-- INSTRUCTIONS TO FOLLOW --
List all lines in the material below that contain "Solomon".

-- PROVIDED ENTRIES --
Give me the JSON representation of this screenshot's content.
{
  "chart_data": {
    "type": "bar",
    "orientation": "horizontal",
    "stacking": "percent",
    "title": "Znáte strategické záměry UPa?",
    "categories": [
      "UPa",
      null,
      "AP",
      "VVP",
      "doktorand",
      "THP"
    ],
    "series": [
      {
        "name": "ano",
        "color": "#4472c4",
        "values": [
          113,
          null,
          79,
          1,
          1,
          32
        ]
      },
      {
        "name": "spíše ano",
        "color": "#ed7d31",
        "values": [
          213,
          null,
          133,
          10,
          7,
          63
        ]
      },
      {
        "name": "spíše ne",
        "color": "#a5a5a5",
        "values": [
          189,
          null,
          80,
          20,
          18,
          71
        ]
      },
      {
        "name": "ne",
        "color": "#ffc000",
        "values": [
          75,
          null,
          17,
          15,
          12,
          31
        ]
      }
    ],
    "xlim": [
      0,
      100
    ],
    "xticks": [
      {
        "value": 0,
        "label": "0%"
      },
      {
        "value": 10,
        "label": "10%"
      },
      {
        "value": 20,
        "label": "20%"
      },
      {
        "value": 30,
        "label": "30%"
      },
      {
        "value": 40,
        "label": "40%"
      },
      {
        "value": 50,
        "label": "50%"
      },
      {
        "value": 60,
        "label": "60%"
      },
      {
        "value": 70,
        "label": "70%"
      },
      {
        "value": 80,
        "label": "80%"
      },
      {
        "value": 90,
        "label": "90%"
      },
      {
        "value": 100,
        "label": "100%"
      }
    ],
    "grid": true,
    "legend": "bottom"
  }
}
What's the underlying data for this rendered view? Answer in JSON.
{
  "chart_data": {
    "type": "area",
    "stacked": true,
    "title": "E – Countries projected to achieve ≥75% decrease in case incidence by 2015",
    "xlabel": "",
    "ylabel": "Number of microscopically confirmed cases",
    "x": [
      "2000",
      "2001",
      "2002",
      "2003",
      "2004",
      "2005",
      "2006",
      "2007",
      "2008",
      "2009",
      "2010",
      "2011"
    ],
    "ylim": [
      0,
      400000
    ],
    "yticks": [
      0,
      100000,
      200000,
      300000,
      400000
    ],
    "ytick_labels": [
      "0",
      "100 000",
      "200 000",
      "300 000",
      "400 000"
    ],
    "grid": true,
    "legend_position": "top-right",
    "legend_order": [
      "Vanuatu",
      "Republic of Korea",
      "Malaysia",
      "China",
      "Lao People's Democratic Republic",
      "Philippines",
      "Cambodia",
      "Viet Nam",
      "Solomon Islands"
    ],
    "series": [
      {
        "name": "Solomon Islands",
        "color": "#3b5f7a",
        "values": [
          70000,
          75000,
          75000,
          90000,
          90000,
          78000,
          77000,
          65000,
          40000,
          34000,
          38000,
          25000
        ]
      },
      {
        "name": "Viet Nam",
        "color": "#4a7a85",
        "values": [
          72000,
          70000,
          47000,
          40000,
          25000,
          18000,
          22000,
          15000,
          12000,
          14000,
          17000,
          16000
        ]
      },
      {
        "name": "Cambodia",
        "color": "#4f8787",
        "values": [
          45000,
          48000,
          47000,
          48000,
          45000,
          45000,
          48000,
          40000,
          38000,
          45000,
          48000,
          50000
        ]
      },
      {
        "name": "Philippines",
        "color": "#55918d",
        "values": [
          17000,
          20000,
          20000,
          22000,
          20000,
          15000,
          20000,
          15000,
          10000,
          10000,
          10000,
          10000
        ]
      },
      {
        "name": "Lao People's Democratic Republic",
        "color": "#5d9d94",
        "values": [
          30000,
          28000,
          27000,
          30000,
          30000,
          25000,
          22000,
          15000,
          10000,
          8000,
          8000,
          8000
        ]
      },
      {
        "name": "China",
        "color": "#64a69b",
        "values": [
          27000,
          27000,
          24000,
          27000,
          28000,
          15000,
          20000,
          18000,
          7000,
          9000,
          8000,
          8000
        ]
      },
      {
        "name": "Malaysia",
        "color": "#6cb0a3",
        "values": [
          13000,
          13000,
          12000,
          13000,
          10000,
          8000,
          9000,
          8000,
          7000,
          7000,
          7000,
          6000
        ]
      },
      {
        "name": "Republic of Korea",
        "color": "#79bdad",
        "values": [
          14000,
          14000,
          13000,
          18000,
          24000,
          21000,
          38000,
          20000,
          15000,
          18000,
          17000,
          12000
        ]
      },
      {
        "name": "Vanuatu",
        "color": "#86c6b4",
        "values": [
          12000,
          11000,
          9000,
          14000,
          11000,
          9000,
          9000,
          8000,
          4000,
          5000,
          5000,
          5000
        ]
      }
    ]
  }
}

-- ANSWER TO THE PROBLEM --
      "Solomon Islands"
        "name": "Solomon Islands",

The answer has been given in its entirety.